__Aim of the exercise__
Gather up the lines that contain "screenshot".

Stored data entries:
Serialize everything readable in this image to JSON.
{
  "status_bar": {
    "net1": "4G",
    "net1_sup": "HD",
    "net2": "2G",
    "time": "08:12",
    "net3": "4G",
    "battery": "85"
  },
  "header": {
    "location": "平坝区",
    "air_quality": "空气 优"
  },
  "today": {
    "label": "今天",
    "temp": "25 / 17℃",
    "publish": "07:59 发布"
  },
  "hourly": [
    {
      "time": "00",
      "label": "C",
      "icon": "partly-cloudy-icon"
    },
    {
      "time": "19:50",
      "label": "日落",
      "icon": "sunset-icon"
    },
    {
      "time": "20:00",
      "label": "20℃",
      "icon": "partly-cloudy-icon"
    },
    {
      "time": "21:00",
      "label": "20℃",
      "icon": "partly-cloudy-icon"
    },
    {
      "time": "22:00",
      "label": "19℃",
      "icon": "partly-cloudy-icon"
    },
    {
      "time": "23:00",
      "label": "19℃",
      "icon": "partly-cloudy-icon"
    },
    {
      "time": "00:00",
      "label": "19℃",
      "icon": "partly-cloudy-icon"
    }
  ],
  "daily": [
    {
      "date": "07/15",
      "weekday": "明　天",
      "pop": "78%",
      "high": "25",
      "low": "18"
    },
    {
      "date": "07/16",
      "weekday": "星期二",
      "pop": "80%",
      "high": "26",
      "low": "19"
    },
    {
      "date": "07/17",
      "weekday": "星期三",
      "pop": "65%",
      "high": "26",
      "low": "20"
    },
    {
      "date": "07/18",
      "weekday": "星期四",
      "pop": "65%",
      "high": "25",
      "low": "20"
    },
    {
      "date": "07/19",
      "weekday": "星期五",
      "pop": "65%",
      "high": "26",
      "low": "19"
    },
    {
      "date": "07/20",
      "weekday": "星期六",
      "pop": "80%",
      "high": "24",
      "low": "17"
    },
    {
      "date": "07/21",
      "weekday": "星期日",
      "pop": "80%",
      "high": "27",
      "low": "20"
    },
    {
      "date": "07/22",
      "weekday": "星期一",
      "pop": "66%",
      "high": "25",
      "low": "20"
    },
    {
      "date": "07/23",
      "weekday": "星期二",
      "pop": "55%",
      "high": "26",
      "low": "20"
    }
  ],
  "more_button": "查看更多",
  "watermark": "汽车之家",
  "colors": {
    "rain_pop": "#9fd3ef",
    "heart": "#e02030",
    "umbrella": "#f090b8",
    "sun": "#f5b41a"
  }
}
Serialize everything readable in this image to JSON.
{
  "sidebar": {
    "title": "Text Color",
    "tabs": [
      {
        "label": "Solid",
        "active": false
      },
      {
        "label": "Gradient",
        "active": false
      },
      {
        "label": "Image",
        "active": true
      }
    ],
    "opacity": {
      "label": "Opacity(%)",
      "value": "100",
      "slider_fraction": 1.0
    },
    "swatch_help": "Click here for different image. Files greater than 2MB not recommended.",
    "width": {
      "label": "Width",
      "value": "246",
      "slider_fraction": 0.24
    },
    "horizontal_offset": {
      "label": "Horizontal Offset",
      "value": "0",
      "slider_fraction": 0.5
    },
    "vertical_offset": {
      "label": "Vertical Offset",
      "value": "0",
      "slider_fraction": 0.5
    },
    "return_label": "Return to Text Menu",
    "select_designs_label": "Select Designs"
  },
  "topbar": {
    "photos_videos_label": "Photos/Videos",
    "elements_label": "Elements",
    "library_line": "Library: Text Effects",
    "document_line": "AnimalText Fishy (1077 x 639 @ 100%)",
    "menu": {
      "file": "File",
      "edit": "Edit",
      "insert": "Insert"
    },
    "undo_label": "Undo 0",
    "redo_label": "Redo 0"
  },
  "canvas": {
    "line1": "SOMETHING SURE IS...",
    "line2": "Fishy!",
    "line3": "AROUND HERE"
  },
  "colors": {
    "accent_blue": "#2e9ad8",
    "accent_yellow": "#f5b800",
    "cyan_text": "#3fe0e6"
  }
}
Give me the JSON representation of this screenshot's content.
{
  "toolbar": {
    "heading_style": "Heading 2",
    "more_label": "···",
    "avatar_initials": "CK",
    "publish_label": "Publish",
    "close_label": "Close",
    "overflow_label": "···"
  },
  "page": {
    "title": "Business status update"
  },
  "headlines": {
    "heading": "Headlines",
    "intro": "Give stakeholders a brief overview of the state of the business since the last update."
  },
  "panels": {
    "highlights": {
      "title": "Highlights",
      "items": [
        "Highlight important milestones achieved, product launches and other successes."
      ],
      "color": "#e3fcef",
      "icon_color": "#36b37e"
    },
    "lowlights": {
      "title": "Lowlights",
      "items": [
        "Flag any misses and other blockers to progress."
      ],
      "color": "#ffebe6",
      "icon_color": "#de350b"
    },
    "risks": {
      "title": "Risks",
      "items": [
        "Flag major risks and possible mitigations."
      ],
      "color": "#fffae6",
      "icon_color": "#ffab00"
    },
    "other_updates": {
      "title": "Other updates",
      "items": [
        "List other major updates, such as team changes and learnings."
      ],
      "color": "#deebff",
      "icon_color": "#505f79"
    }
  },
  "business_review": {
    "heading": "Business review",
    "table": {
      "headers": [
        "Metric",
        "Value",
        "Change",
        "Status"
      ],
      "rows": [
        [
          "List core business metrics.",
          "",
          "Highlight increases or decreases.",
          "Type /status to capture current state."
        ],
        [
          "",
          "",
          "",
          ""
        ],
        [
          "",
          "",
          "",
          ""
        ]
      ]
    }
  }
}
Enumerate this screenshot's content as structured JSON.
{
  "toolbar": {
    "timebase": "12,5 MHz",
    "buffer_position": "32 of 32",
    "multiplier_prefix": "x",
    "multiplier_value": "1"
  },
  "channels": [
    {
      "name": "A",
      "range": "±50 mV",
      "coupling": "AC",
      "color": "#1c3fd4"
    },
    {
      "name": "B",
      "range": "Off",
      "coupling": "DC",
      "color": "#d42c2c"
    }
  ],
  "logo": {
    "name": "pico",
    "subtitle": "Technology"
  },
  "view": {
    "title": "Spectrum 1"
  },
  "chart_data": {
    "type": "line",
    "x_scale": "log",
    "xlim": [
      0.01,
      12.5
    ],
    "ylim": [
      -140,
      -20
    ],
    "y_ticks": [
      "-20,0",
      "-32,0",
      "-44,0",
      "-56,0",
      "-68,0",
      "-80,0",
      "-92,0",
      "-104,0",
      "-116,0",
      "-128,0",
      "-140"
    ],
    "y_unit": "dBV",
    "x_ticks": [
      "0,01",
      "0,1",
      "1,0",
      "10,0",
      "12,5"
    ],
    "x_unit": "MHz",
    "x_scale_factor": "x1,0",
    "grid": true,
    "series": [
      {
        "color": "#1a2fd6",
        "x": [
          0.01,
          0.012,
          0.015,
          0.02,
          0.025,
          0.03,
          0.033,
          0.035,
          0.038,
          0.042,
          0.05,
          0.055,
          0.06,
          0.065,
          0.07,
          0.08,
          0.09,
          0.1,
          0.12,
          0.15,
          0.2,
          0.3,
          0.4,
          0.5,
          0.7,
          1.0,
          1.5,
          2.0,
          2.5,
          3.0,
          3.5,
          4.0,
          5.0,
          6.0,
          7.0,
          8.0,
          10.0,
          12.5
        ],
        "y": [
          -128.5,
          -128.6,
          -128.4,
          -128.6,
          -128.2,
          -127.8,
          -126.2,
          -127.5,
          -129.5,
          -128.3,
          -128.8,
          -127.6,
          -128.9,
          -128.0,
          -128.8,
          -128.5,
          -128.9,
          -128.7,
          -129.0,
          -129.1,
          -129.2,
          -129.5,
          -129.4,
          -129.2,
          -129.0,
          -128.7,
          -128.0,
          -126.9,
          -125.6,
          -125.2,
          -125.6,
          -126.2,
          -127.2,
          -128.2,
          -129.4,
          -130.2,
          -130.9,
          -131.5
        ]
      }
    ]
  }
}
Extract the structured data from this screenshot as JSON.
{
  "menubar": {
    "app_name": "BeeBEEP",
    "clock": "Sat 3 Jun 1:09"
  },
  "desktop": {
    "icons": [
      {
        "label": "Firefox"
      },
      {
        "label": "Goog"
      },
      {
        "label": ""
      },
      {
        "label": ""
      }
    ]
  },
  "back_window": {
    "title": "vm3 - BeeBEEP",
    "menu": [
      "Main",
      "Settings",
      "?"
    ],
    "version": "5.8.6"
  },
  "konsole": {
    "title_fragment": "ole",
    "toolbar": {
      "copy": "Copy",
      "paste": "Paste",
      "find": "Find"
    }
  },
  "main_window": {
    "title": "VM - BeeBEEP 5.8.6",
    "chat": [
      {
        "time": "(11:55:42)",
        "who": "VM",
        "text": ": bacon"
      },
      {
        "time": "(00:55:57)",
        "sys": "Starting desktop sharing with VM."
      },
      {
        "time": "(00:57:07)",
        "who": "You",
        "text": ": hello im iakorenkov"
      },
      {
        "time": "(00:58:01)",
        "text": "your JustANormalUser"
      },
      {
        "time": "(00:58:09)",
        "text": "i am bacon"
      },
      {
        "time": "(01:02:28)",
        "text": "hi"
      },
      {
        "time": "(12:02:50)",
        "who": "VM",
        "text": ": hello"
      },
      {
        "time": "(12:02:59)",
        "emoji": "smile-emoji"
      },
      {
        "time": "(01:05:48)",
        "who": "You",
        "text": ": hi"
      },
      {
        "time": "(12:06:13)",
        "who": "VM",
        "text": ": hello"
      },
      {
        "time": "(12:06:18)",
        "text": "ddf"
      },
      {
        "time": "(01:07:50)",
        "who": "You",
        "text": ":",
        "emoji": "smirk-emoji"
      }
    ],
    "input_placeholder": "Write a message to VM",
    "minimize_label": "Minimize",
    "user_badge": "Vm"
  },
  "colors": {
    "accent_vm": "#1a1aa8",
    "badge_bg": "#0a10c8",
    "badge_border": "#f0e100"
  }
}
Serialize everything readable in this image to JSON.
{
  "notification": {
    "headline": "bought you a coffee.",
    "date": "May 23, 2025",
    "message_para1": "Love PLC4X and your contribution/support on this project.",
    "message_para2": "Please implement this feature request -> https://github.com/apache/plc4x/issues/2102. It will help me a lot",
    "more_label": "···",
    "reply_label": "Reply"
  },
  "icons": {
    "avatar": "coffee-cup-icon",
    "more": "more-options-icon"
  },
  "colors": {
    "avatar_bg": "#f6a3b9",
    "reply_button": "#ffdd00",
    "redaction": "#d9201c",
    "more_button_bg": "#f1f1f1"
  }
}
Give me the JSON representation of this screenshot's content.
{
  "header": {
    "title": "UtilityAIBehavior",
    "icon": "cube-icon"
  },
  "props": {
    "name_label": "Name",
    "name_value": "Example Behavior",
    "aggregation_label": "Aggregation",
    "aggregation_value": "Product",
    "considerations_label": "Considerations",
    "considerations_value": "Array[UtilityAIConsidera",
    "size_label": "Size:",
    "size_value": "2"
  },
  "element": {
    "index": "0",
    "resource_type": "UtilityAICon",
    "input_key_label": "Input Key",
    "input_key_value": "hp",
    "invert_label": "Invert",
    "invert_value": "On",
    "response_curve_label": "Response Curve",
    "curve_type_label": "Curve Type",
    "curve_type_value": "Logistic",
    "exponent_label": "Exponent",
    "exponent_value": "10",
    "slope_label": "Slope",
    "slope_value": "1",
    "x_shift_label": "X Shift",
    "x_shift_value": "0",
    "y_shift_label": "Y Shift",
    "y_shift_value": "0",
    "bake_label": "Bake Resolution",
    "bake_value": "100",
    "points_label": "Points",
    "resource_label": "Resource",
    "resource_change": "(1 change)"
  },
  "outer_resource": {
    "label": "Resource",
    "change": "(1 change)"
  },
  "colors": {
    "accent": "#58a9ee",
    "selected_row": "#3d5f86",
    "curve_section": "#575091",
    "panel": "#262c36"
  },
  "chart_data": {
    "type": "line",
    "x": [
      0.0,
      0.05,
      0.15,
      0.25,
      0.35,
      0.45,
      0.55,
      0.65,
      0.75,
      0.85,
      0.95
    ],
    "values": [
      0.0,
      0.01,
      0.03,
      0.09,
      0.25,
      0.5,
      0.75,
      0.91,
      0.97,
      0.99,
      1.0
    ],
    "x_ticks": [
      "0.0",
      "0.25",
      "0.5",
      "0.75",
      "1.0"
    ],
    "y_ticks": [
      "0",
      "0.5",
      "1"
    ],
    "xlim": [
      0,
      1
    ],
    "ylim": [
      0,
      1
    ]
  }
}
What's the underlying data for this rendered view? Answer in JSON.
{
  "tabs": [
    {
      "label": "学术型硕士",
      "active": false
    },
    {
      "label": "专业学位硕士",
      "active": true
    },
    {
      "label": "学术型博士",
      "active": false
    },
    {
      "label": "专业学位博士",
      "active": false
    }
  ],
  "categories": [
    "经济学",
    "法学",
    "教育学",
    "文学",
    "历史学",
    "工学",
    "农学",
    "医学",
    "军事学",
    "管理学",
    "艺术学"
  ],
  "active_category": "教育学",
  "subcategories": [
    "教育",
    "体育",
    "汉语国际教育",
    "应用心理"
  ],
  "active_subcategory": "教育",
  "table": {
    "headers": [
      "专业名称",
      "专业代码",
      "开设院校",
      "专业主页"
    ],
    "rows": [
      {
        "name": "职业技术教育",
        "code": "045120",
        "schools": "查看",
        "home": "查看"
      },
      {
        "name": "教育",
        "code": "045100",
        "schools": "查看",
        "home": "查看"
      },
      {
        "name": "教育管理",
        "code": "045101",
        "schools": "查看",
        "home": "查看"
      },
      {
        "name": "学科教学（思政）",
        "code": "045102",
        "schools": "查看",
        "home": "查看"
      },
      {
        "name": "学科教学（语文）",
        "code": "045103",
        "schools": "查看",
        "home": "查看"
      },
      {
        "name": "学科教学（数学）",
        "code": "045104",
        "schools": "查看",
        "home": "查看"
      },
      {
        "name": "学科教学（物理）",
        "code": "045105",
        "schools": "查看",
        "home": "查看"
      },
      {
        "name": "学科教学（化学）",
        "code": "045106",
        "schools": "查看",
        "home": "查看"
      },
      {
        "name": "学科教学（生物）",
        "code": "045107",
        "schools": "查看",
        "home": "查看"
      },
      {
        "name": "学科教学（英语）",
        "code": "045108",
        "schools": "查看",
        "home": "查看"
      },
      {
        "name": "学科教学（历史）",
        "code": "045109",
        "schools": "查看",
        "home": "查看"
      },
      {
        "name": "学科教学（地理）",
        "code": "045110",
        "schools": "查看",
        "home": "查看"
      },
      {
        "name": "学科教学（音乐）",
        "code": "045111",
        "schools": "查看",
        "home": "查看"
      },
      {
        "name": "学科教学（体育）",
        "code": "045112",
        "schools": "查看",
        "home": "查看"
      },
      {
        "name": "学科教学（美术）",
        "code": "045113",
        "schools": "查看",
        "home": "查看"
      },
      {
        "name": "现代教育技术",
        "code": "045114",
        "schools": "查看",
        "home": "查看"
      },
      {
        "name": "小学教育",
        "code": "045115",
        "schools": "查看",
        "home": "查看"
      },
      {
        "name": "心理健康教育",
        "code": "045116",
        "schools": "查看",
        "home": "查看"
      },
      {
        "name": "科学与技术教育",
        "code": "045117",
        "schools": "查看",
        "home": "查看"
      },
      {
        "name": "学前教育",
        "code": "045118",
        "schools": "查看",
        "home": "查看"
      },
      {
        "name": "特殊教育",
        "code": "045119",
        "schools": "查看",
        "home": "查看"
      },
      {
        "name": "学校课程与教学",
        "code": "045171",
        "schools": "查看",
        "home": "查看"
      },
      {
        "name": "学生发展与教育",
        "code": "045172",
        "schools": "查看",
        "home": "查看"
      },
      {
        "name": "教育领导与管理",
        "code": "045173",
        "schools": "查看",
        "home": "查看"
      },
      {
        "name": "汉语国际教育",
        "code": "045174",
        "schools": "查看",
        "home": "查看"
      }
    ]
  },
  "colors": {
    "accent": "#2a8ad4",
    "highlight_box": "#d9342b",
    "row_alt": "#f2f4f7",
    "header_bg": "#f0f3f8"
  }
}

__Full response__
Give me the JSON representation of this screenshot's content.
Enumerate this screenshot's content as structured JSON.
Extract the structured data from this screenshot as JSON.
Give me the JSON representation of this screenshot's content.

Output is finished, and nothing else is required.